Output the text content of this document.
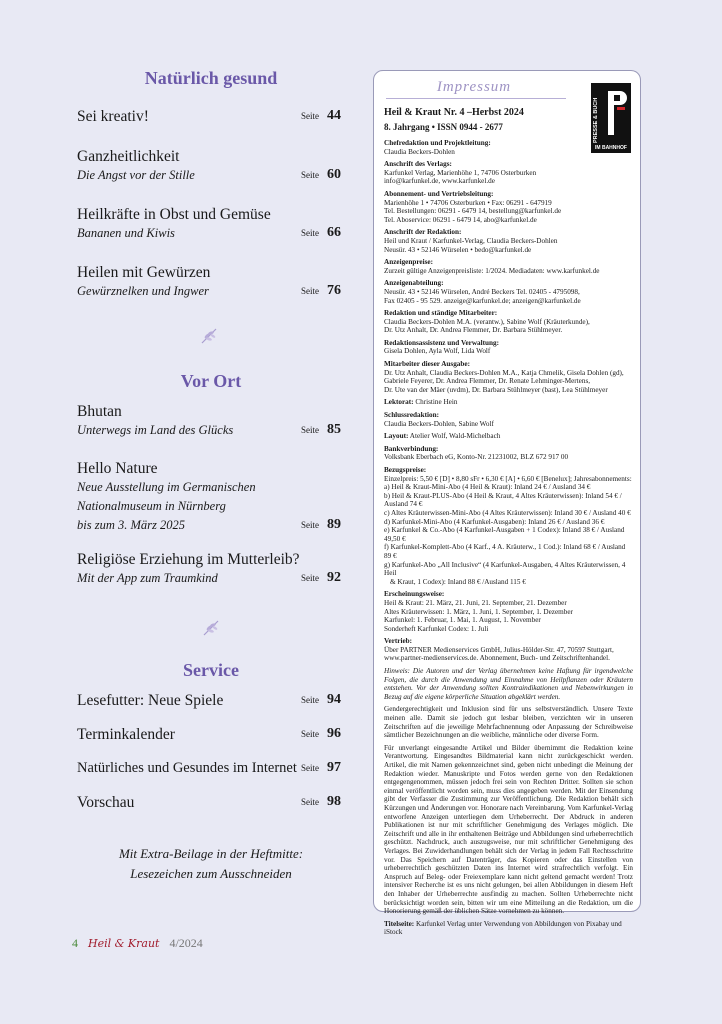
Natürlich gesund
Sei kreativ!	Seite 44
Ganzheitlichkeit
Die Angst vor der Stille	Seite 60
Heilkräfte in Obst und Gemüse
Bananen und Kiwis	Seite 66
Heilen mit Gewürzen
Gewürznelken und Ingwer	Seite 76
Vor Ort
Bhutan
Unterwegs im Land des Glücks	Seite 85
Hello Nature
Neue Ausstellung im Germanischen
Nationalmuseum in Nürnberg
bis zum 3. März 2025	Seite 89
Religiöse Erziehung im Mutterleib?
Mit der App zum Traumkind	Seite 92
Service
Lesefutter: Neue Spiele	Seite 94
Terminkalender	Seite 96
Natürliches und Gesundes im Internet Seite 97
Vorschau	Seite 98
Mit Extra-Beilage in der Heftmitte:
Lesezeichen zum Ausschneiden
4 Heil & Kraut 4/2024
Impressum
PRESSE & BUCH
IM BAHNHOF
Heil & Kraut Nr. 4 –Herbst 2024
8. Jahrgang • ISSN 0944 - 2677
Chefredaktion und Projektleitung:
Claudia Beckers-Dohlen
Anschrift des Verlags:
Karfunkel Verlag, Marienhöhe 1, 74706 Osterburken
info@karfunkel.de, www.karfunkel.de
Abonnement- und Vertriebsleitung:
Marienhöhe 1 • 74706 Osterburken • Fax: 06291 - 647919
Tel. Bestellungen: 06291 - 6479 14, bestellung@karfunkel.de
Tel. Aboservice: 06291 - 6479 14, abo@karfunkel.de
Anschrift der Redaktion:
Heil und Kraut / Karfunkel-Verlag, Claudia Beckers-Dohlen
Neusür. 43 • 52146 Würselen • bedo@karfunkel.de
Anzeigenpreise:
Zurzeit gültige Anzeigenpreisliste: 1/2024. Mediadaten: www.karfunkel.de
Anzeigenabteilung:
Neusür. 43 • 52146 Würselen, André Beckers Tel. 02405 - 4795098,
Fax 02405 - 95 529. anzeige@karfunkel.de; anzeigen@karfunkel.de
Redaktion und ständige Mitarbeiter:
Claudia Beckers-Dohlen M.A. (verantw.), Sabine Wolf (Kräuterkunde),
Dr. Utz Anhalt, Dr. Andrea Flemmer, Dr. Barbara Stühlmeyer.
Redaktionsassistenz und Verwaltung:
Gisela Dohlen, Ayla Wolf, Lida Wolf
Mitarbeiter dieser Ausgabe:
Dr. Utz Anhalt, Claudia Beckers-Dohlen M.A., Katja Chmelik, Gisela Dohlen (gd),
Gabriele Feyerer, Dr. Andrea Flemmer, Dr. Renate Lehminger-Mertens,
Dr. Ute van der Mäer (uvdm), Dr. Barbara Stühlmeyer (bast), Lea Stühlmeyer
Lektorat: Christine Hein
Schlussredaktion:
Claudia Beckers-Dohlen, Sabine Wolf
Layout: Atelier Wolf, Wald-Michelbach
Bankverbindung:
Volksbank Eberbach eG, Konto-Nr. 21231002, BLZ 672 917 00
Bezugspreise:
Einzelpreis: 5,50 € [D] • 8,80 sFr • 6,30 € [A] • 6,60 € [Benelux]; Jahresabonnements:
a) Heil & Kraut-Mini-Abo (4 Heil & Kraut): Inland 24 € / Ausland 34 €
b) Heil & Kraut-PLUS-Abo (4 Heil & Kraut, 4 Altes Kräuterwissen): Inland 54 € / Ausland 74 €
c) Altes Kräuterwissen-Mini-Abo (4 Altes Kräuterwissen): Inland 30 € / Ausland 40 €
d) Karfunkel-Mini-Abo (4 Karfunkel-Ausgaben): Inland 26 € / Ausland 36 €
e) Karfunkel & Co.-Abo (4 Karfunkel-Ausgaben + 1 Codex): Inland 38 € / Ausland 49,50 €
f) Karfunkel-Komplett-Abo (4 Karf., 4 A. Kräuterw., 1 Cod.): Inland 68 € / Ausland 89 €
g) Karfunkel-Abo „All Inclusive“ (4 Karfunkel-Ausgaben, 4 Altes Kräuterwissen, 4 Heil
& Kraut, 1 Codex): Inland 88 € /Ausland 115 €
Erscheinungsweise:
Heil & Kraut: 21. März, 21. Juni, 21. September, 21. Dezember
Altes Kräuterwissen: 1. März, 1. Juni, 1. September, 1. Dezember
Karfunkel: 1. Februar, 1. Mai, 1. August, 1. November
Sonderheft Karfunkel Codex: 1. Juli
Vertrieb:
Über PARTNER Medienservices GmbH, Julius-Hölder-Str. 47, 70597 Stuttgart,
www.partner-medienservices.de. Abonnement, Buch- und Zeitschriftenhandel.
Hinweis: Die Autoren und der Verlag übernehmen keine Haftung für irgendwelche Folgen, die durch die Anwendung und Einnahme von Heilpflanzen oder Kräutern entstehen. Vor der Anwendung sollten Kontraindikationen und Nebenwirkungen in Bezug auf die eigene körperliche Situation abgeklärt werden.
Gendergerechtigkeit und Inklusion sind für uns selbstverständlich. Unsere Texte meinen alle. Damit sie jedoch gut lesbar bleiben, verzichten wir in unseren Zeitschriften auf die jeweilige Mehrfachnennung oder Anpassung der Schreibweise sämtlicher Bezeichnungen an die weibliche, männliche oder diverse Form.
Für unverlangt eingesandte Artikel und Bilder übernimmt die Redaktion keine Verantwortung. Eingesandtes Bildmaterial kann nicht zurückgeschickt werden. Artikel, die mit Namen gekennzeichnet sind, geben nicht unbedingt die Meinung der Redaktion wieder. Manuskripte und Fotos werden gerne von den Redaktionen entgegengenommen, müssen jedoch frei sein von Rechten Dritter. Sollten sie schon einmal veröffentlicht worden sein, muss dies angegeben werden. Mit der Einsendung gibt der Verfasser die Zustimmung zur Veröffentlichung. Die Redaktion behält sich Kürzungen und Änderungen vor. Honorare nach Vereinbarung. Vom Karfunkel-Verlag entworfene Anzeigen unterliegen dem Urheberrecht. Der Abdruck in anderen Publikationen ist nur mit schriftlicher Genehmigung des Verlages möglich. Die Zeitschrift und alle in ihr enthaltenen Beiträge und Abbildungen sind urheberrechtlich geschützt. Nachdruck, auch auszugsweise, nur mit schriftlicher Genehmigung des Verlages. Bei Zuwiderhandlungen behält sich der Verlag in jedem Fall Rechtsschritte vor. Das Speichern auf Datenträger, das Kopieren oder das Einstellen von urheberrechtlich geschützten Daten ins Internet wird strafrechtlich verfolgt. Ein Anspruch auf Beleg- oder Freiexemplare kann nicht geltend gemacht werden! Trotz intensiver Recherche ist es uns nicht gelungen, bei allen Abbildungen in diesem Heft den Inhaber der Urheberrechte ausfindig zu machen. Sollten Urheberrechte nicht berücksichtigt worden sein, bitten wir um eine Mitteilung an die Redaktion, um die Honorierung gemäß der üblichen Sätze vornehmen zu können.
Titelseite: Karfunkel Verlag unter Verwendung von Abbildungen von Pixabay und iStock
------------------------------------------------------------
▸ What to do
Check each line above for the string "Sabine" and return those that contain it.

▸ Answer space
Claudia Beckers-Dohlen M.A. (verantw.), Sabine Wolf (Kräuterkunde),
Claudia Beckers-Dohlen, Sabine Wolf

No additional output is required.